→ **Exercise instructions**
Show every line that has the string "offer" in it.

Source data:
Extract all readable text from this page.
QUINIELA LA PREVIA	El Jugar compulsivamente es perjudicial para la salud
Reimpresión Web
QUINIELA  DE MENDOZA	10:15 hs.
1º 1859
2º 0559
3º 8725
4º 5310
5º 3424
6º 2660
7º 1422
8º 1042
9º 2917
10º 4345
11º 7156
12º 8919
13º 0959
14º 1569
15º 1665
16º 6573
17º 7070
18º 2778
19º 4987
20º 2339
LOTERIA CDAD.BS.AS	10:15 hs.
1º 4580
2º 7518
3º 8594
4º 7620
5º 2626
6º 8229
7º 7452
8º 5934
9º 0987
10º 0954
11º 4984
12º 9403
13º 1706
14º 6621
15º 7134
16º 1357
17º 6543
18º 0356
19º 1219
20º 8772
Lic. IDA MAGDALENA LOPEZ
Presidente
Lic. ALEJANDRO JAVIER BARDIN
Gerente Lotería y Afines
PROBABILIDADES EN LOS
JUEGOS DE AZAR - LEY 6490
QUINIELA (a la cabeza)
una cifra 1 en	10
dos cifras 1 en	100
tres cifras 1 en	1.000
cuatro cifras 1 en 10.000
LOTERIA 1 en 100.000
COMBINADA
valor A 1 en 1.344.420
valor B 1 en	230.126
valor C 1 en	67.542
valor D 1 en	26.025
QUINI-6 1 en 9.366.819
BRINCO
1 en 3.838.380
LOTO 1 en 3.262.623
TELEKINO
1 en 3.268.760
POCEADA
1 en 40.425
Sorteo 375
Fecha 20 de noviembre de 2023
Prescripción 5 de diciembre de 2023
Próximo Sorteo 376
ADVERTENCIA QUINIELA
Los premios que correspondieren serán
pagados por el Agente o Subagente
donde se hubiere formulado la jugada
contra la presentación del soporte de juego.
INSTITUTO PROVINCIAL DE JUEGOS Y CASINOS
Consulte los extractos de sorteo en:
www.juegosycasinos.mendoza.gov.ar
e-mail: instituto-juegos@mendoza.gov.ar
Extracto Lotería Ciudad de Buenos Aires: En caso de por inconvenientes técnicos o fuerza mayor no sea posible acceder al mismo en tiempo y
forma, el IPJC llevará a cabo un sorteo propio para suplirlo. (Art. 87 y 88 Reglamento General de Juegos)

...

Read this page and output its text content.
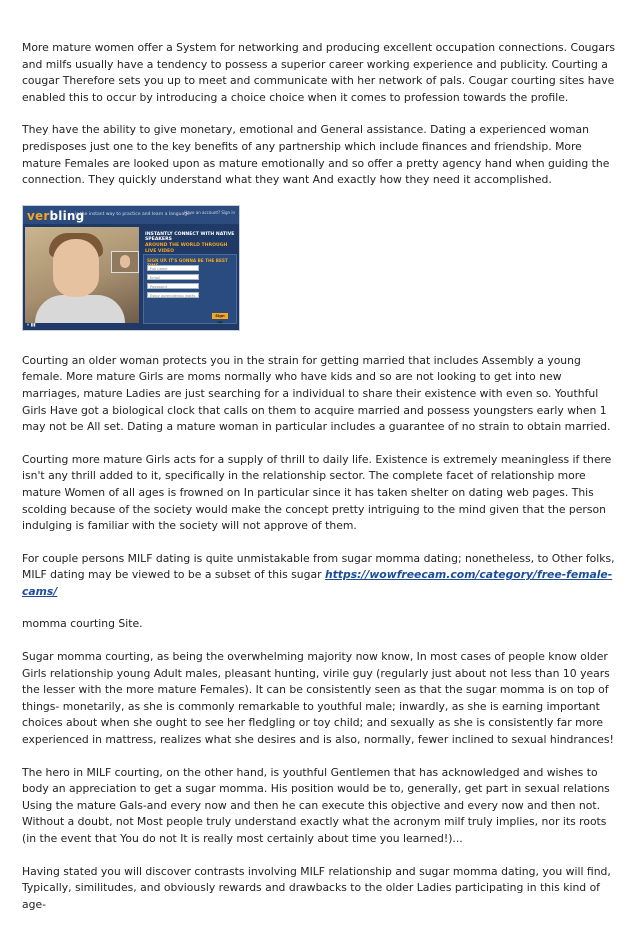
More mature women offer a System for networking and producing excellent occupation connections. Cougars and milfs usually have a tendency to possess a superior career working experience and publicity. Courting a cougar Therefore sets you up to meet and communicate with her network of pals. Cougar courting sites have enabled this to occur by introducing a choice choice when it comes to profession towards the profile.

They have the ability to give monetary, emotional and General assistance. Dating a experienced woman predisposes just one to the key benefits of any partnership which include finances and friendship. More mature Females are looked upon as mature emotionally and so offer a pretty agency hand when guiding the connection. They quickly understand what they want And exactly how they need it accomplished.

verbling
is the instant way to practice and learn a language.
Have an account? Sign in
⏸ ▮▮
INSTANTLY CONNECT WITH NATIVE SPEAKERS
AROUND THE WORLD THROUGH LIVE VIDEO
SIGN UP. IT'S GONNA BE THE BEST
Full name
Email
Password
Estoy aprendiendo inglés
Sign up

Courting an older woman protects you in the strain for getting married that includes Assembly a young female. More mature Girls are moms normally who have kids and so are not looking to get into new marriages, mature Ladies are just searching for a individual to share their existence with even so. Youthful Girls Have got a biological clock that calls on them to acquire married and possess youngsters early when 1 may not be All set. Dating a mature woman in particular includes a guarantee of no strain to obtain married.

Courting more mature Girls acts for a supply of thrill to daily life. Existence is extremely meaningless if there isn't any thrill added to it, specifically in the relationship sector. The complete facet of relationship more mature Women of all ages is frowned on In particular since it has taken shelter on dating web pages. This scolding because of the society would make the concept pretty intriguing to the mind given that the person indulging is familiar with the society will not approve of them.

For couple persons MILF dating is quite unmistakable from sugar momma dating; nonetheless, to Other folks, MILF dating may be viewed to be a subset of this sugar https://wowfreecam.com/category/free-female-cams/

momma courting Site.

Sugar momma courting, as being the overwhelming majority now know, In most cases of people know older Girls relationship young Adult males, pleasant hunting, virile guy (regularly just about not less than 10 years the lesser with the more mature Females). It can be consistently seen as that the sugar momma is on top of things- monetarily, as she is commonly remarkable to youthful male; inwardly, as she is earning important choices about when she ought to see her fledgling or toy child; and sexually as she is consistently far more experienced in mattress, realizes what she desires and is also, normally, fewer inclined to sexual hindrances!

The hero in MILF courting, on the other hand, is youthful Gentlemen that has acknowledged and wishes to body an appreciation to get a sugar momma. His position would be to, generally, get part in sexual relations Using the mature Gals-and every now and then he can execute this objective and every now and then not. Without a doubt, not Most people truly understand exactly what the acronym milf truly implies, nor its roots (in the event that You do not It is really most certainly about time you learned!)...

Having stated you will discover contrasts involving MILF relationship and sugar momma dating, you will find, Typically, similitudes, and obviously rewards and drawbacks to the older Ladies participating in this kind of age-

==

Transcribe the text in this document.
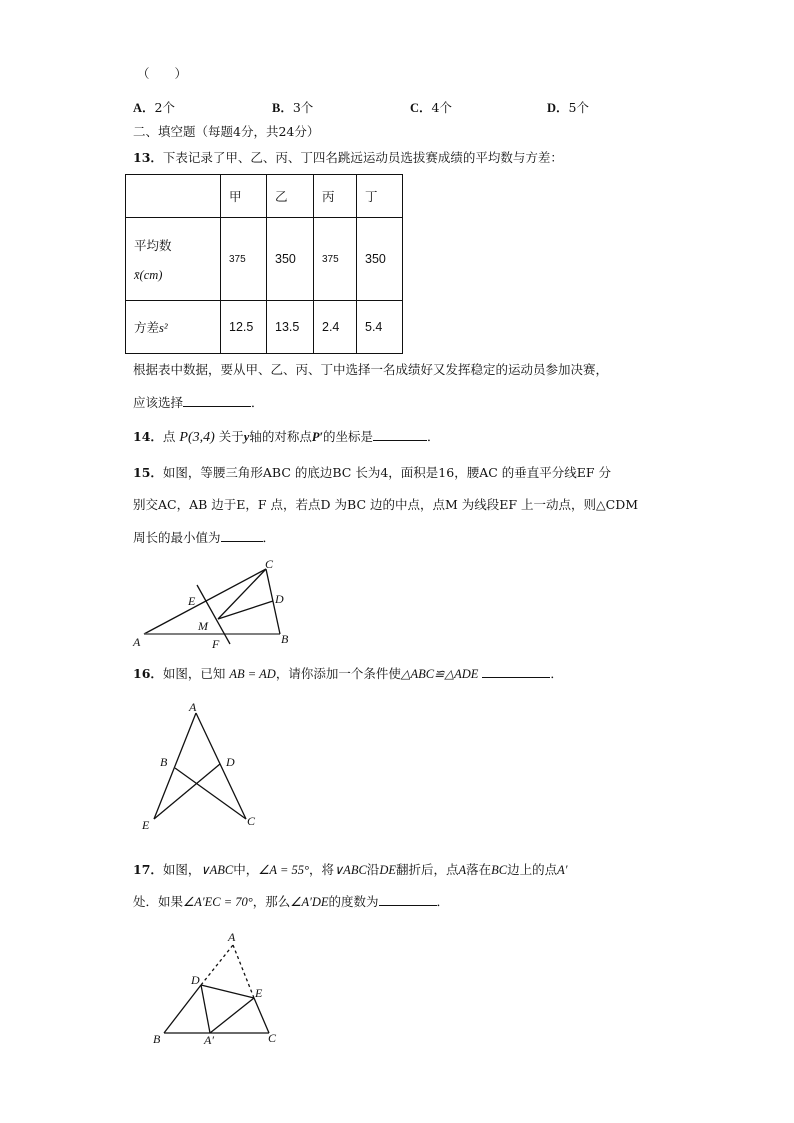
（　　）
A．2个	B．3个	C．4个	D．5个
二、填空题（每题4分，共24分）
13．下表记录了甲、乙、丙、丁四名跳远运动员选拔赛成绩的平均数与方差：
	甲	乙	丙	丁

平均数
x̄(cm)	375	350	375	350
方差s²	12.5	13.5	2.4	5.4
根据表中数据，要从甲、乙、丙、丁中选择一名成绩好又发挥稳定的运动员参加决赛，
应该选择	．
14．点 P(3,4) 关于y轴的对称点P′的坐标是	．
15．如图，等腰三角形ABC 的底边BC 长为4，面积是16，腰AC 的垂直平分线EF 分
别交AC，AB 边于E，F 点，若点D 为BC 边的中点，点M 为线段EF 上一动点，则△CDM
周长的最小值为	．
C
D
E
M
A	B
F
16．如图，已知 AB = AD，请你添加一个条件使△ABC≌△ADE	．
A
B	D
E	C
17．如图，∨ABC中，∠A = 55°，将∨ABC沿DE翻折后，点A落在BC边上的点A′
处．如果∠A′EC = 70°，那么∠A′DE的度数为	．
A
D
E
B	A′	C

→ **Exercise solution**
More mature women offer a System for networking and producing excellent occupation connections. Cougars and milfs usually have a tendency to possess a superior career working experience and publicity. Courting a cougar Therefore sets you up to meet and communicate with her network of pals. Cougar courting sites have enabled this to occur by introducing a choice choice when it comes to profession towards the profile.
They have the ability to give monetary, emotional and General assistance. Dating a experienced woman predisposes just one to the key benefits of any partnership which include finances and friendship. More mature Females are looked upon as mature emotionally and so offer a pretty agency hand when guiding the connection. They quickly understand what they want And exactly how they need it accomplished.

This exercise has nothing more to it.